:: STATED EXERCISE ::
Copy out the lines that have "object" in them.

Start GIVEN DATA

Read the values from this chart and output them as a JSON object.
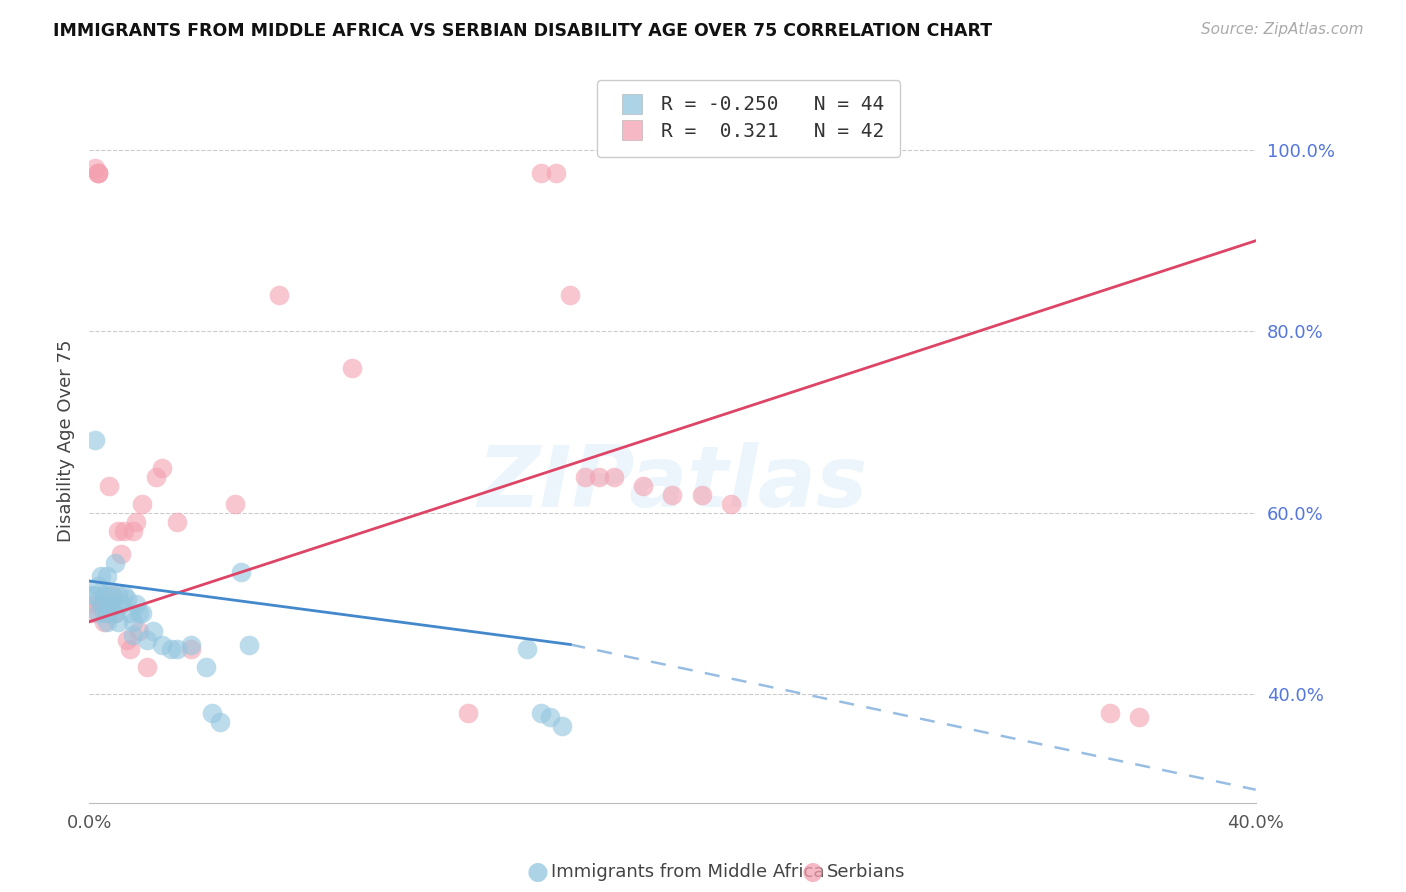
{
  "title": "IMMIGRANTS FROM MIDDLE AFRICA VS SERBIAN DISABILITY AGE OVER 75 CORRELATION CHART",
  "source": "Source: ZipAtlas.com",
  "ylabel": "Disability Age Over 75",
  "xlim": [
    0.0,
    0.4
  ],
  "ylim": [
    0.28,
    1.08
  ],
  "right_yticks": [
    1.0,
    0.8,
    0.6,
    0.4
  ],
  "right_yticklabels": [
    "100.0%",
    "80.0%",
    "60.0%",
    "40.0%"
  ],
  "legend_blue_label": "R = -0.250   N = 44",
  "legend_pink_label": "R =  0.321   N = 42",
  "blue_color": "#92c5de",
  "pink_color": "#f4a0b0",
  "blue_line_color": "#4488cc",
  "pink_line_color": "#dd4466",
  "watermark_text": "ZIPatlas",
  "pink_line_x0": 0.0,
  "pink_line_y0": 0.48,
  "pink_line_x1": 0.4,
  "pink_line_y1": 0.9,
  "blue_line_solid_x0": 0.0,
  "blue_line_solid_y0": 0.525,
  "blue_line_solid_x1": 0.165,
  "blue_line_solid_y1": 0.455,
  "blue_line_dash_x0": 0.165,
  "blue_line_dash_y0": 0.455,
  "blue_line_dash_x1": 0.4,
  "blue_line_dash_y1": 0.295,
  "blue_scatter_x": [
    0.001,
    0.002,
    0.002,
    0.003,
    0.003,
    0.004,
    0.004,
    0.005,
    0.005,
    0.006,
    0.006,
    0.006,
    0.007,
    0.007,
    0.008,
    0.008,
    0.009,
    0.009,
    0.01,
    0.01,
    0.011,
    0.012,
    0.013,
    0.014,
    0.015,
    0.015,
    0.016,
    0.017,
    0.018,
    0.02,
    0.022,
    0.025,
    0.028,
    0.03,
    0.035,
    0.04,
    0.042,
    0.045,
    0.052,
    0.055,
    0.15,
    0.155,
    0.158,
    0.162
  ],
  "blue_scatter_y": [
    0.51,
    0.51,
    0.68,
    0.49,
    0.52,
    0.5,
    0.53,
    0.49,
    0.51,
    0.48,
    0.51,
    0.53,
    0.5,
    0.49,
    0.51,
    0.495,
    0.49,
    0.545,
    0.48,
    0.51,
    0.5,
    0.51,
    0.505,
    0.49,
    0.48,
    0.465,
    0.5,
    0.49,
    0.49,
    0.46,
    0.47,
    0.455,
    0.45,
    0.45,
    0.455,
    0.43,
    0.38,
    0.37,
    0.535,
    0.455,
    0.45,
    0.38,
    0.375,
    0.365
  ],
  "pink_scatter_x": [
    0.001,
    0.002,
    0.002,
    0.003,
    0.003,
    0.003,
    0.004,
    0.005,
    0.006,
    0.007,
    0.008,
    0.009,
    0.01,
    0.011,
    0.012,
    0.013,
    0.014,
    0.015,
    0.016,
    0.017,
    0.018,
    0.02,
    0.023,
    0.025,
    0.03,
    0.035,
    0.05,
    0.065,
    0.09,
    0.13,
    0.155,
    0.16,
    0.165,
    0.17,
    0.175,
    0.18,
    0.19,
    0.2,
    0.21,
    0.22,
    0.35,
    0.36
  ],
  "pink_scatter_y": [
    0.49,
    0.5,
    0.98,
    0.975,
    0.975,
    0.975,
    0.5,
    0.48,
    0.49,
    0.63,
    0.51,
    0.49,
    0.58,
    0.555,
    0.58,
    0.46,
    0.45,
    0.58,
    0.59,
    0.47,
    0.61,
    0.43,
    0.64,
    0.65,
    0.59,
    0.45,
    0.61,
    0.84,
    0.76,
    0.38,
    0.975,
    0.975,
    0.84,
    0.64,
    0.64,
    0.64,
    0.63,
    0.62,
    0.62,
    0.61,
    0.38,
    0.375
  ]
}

End GIVEN DATA
Start GIVEN DATA

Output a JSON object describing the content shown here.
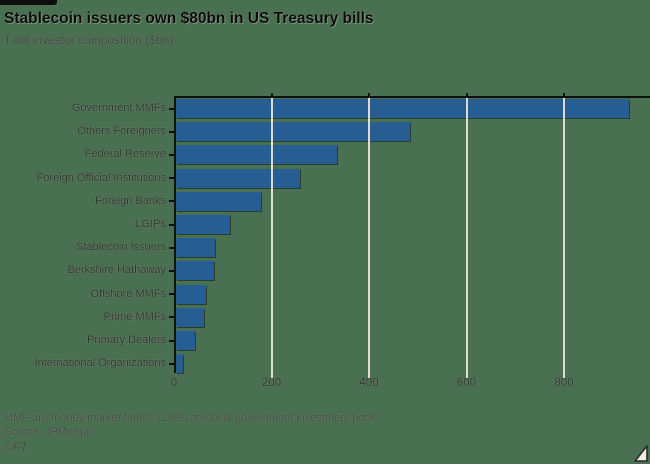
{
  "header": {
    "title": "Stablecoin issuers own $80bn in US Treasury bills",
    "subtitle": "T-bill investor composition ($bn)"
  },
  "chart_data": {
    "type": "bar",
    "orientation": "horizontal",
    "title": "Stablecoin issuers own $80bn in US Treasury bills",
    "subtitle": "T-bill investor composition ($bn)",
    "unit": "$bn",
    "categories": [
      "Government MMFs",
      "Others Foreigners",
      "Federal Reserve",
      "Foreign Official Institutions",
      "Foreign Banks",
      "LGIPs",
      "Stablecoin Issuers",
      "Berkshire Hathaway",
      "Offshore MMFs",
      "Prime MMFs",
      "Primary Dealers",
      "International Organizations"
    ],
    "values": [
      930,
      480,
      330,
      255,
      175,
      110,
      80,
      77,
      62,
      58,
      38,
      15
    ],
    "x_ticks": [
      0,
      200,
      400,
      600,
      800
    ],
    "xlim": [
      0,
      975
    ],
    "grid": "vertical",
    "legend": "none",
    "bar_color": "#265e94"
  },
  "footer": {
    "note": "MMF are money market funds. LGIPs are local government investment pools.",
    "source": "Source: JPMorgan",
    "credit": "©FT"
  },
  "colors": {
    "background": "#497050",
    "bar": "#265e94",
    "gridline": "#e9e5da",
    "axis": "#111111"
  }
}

End GIVEN DATA

:: RESULT OF THIS EXERCISE ::
Read the values from this chart and output them as a JSON object.
Output a JSON object describing the content shown here.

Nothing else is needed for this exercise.